====== RECORDS PROVIDED ======
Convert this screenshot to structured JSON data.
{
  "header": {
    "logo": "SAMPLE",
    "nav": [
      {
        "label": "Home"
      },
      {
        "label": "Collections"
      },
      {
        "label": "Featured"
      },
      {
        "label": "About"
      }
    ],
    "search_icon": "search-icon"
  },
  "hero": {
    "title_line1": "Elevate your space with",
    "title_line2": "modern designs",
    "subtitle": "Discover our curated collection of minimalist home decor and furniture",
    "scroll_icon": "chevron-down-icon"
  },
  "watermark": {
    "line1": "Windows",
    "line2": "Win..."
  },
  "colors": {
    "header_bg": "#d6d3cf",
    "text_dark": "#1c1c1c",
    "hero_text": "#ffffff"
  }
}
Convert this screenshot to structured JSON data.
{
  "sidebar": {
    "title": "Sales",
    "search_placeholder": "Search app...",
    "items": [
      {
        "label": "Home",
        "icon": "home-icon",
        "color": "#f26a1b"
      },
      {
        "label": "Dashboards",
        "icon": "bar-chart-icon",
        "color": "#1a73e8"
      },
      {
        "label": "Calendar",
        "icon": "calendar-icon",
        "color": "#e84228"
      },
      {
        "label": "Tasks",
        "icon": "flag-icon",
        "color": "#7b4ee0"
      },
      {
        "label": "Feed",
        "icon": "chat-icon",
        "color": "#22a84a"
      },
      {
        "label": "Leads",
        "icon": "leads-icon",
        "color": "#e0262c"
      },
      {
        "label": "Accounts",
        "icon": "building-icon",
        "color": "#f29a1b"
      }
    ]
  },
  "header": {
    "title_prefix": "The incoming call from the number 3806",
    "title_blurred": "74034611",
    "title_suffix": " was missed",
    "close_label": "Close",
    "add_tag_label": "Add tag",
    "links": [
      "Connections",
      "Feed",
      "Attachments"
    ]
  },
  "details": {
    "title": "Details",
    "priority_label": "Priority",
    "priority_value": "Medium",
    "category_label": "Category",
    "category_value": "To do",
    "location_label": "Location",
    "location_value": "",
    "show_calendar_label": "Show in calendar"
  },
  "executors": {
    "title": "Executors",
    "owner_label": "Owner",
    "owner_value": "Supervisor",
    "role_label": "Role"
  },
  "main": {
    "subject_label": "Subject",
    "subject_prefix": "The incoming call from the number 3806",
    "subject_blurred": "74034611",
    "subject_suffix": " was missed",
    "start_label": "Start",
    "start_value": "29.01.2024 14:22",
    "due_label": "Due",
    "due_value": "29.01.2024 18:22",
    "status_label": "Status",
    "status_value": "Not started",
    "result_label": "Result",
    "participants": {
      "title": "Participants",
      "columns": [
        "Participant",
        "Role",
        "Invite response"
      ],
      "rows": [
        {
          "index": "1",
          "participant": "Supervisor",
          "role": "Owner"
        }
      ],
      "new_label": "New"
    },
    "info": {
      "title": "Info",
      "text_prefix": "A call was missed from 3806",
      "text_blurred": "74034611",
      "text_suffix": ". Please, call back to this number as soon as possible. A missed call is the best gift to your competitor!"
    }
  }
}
======
● **TASK PROMPT**
Where a line holds the string "from", copy that line.

● **EXPECTED ANSWER**
    "title_prefix": "The incoming call from the number 3806",
    "subject_prefix": "The incoming call from the number 3806",
      "text_prefix": "A call was missed from 3806",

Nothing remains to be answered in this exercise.